:: PASSAGE FOR REVIEW ::

Mental Health Act and Health Care Law/History Flashcards
What is an asylum?
Retreats from society designed with the hope that, with early intervention and several months of rest, people with mental illness could be cured.
Where were the first asylums established?
Middle East, Baghdad and Cairo
Which physician began to advocate for more humane treatment of people with mental illness along with other humanitarians in the 1700s?
Philippe Pinel
What terminology did Philippe Pinel and William Tuke use to describe care of the mentally ill with calmerenvironments?
Described the use of social and psychological approaches to treatment as “moral treatment”.
Define “moral treatment”.
Social and psychological approaches to treatment that included retreats from society, calm environments, and several months of rest.
What approaches did Indigenous peoples in Canada use for mental illness?
Most were holistic - treating mind, body, and soul - and included sweat lodges, animistic charms, potlatch, and Sundance
How were people with mental illness treated in the 1700s and early 1800s?
Housed in jails or similar workhouse situations
When and where was the first psychiatric hospital in Canada?
mid-1800s, in Quebec (Beauport). Focus initially was on treatment and rehabilitation.
What shift in the treatment of people with mental illness occured around the late 1800s and early 1900s?

:::

- **WORK ITEM A**:
Which practices do the mental health history flashcards above list as Indigenous approaches to mental illness in Canada? Give every one.
- **WORK ITEM B**:
Can you carry the mental health history flashcards above forward, starting after their final line?

:: EXTRACTED DATA ::

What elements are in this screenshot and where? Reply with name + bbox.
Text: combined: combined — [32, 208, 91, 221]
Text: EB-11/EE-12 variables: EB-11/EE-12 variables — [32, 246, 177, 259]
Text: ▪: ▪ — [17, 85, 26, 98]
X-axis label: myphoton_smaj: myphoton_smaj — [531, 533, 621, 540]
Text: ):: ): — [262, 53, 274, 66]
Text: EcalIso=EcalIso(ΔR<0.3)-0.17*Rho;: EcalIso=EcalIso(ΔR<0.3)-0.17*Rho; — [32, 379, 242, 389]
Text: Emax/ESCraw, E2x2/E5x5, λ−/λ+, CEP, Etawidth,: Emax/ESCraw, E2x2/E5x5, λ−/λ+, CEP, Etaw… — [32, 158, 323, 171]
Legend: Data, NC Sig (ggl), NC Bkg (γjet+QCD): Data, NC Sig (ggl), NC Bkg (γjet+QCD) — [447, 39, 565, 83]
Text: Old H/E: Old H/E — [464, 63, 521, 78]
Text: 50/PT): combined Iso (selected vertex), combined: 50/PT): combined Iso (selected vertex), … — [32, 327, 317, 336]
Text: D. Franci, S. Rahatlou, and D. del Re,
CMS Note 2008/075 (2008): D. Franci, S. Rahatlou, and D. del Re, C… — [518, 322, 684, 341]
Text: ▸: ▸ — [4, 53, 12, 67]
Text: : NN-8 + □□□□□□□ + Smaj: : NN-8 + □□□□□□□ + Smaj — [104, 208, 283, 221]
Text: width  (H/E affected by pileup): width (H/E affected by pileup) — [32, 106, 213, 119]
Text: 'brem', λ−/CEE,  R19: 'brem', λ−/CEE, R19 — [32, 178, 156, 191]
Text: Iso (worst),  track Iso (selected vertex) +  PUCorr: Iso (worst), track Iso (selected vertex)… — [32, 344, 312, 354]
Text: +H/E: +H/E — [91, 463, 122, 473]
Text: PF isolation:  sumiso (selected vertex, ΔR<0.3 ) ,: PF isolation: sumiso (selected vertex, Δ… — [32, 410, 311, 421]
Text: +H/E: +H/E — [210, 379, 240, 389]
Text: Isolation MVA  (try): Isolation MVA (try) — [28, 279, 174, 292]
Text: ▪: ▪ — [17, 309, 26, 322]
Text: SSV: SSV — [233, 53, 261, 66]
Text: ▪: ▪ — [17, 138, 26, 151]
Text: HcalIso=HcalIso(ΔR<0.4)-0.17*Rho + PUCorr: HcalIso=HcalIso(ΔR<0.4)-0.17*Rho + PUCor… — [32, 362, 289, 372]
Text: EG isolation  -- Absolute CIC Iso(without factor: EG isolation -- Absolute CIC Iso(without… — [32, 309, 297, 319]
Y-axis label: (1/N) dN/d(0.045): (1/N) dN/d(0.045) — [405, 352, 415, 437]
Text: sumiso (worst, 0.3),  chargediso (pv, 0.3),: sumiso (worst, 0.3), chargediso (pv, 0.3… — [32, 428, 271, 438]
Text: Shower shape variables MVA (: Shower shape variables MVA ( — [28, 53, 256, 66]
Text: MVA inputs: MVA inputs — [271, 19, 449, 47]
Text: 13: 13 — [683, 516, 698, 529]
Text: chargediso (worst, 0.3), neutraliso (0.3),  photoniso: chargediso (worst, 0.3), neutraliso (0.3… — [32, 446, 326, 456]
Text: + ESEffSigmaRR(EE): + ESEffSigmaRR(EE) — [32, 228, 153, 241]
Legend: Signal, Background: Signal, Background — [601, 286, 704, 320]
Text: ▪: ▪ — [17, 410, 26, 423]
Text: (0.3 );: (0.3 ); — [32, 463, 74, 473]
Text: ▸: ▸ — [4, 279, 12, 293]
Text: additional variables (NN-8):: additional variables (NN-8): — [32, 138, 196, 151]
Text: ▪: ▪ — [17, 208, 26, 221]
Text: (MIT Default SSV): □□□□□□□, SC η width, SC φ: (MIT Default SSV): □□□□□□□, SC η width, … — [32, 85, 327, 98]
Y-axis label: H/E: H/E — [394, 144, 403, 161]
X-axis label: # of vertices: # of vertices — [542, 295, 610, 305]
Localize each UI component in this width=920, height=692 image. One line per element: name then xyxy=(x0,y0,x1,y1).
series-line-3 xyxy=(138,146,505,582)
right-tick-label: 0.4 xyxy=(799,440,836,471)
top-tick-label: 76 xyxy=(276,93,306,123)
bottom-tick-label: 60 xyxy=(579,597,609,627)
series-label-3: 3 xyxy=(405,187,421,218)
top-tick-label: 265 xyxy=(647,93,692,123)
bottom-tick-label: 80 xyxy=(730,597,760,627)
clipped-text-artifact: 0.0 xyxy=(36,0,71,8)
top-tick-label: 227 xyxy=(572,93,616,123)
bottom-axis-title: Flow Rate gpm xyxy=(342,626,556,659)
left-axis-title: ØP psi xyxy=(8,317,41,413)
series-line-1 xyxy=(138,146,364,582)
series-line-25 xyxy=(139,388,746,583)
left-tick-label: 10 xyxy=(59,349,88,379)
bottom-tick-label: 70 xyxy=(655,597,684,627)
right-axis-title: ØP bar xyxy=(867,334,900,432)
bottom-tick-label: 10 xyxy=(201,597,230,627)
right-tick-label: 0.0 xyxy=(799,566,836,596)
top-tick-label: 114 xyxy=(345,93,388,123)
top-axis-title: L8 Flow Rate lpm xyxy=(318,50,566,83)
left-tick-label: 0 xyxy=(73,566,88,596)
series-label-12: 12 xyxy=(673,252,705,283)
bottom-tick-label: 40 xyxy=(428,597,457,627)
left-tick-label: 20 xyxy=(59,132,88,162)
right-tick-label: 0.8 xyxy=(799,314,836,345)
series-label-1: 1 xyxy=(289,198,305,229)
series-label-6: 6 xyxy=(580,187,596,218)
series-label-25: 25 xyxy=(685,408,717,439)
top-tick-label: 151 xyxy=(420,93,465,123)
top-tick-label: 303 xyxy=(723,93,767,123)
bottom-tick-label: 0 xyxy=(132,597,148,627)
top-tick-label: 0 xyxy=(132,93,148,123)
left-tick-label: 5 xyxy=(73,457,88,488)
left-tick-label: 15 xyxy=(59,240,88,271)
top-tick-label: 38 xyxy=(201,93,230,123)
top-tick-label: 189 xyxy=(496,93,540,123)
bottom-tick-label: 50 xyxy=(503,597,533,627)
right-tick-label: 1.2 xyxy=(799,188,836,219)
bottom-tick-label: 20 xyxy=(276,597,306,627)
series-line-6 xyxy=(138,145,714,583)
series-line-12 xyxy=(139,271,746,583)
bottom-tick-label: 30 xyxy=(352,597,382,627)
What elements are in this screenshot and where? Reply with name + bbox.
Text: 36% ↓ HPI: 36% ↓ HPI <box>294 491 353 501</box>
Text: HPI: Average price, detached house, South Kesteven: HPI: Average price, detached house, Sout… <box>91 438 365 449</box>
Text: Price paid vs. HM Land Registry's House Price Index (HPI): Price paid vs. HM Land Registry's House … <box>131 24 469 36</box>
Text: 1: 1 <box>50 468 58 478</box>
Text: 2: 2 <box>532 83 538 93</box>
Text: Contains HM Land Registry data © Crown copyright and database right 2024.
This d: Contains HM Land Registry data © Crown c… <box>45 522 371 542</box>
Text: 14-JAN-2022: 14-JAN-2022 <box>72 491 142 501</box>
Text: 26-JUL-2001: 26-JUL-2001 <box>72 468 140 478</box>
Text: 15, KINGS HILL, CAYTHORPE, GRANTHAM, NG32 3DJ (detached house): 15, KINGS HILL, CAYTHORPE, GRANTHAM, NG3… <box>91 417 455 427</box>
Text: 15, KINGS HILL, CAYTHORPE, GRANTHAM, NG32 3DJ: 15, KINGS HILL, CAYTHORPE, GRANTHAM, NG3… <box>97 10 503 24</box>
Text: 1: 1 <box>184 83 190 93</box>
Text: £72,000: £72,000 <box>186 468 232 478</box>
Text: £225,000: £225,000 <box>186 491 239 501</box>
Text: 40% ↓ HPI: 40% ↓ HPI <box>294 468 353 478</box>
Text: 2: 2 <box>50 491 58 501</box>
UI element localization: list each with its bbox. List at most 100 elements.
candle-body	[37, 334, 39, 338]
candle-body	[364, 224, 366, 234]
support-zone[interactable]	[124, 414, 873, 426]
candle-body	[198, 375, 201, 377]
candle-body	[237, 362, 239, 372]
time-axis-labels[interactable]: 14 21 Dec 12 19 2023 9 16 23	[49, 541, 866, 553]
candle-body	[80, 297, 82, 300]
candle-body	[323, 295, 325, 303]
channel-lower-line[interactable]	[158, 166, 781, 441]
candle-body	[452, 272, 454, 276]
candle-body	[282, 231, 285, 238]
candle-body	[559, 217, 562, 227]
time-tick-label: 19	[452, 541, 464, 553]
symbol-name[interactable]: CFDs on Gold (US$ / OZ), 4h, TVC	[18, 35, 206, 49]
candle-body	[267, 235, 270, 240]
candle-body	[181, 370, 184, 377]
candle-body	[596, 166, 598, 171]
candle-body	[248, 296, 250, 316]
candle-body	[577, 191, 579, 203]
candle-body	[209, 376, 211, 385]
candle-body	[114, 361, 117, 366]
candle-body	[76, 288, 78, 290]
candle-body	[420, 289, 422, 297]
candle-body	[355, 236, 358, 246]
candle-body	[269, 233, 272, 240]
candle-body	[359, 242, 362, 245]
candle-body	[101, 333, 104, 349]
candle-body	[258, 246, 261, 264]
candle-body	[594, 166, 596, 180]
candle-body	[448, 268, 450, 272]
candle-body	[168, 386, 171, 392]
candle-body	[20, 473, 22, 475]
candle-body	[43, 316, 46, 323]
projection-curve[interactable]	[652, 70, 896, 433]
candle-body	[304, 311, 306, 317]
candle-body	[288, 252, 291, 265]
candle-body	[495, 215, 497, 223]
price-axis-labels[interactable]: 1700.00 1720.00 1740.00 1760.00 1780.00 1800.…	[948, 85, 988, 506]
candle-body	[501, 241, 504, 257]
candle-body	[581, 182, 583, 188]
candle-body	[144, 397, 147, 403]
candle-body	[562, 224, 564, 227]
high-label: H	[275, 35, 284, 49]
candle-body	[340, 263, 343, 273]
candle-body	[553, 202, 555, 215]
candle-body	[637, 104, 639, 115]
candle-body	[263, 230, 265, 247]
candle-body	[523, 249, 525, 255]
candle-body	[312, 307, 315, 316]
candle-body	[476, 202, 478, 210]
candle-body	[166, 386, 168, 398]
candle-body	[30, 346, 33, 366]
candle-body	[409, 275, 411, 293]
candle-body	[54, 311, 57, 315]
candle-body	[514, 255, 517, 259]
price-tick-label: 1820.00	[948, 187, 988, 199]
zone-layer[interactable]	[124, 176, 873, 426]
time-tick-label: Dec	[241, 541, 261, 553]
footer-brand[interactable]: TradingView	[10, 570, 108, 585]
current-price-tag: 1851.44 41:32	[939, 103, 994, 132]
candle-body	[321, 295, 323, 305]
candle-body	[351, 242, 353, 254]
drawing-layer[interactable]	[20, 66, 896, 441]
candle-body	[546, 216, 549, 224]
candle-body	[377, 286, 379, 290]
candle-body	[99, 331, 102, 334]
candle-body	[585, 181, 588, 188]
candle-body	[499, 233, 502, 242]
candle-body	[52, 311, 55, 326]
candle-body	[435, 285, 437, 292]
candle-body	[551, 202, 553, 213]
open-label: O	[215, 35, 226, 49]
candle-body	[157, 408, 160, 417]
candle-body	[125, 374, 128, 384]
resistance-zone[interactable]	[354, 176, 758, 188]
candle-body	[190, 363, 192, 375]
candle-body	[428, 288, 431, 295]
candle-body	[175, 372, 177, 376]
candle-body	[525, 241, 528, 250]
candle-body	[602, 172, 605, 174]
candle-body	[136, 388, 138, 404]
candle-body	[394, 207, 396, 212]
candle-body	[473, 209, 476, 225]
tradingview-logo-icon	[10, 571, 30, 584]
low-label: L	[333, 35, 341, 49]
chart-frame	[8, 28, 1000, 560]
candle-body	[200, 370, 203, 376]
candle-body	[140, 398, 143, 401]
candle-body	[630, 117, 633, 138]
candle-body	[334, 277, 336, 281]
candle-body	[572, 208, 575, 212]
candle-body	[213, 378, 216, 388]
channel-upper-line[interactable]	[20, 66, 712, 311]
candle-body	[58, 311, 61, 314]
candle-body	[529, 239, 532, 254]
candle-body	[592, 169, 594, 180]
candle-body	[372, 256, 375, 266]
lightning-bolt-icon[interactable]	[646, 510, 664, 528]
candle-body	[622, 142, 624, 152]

:::

- **TASK RESPONSE A**:
Sweat lodges, animistic charms, potlatch, and Sundance

- **TASK RESPONSE B**:
Treatment focus was lost and the function of “housing” persons in an institution became the norm. Treatment was largely custodial.
Who was Dorothy Dix?
A passionate social reformer, she advocated for improved treatment and public care of people with mental illness and was influential in lobbying for the first public mental hospital in the United States and for reform in institutions in Britain and Canada.
What change occured in the 1960s in Canada relative to the treatment of persons with mental illness?
A move towards community treatment was underway. This movement followed the wave of psychopharmacology treatments that began with chlorpromazine in the 1950s
What is deinstitutionalization?
The shift from caring for people with mental illness in institutions to caring for them in communities.
What were some of the early psychiatric treatments?
- leeching
- spinning
- hydrotherapy
- insulin shock theray
- ECT
- lobotomies
When did nursing within asymlums begin?
- Nursing within asylums began in the late nineteenth century as a result of the increased medicalization of psychiatry
What was a key step in the professionalization of nursing and in the transition of nursing education from medical dominance to nursing-led knowledge development?
The development of university-based programs in nursing in the 1920s was a key step in the professionalization of nursing and in the transition of nursing education from medical dominance to nursing-led knowledge development.
What are key elements of bioethics?
- Respect for autonomy
- Nonmaleficience
- Beneficience
- Justice
There are 12 different Mental Health Acts across the provinces and territories. What are the differences across the Acts?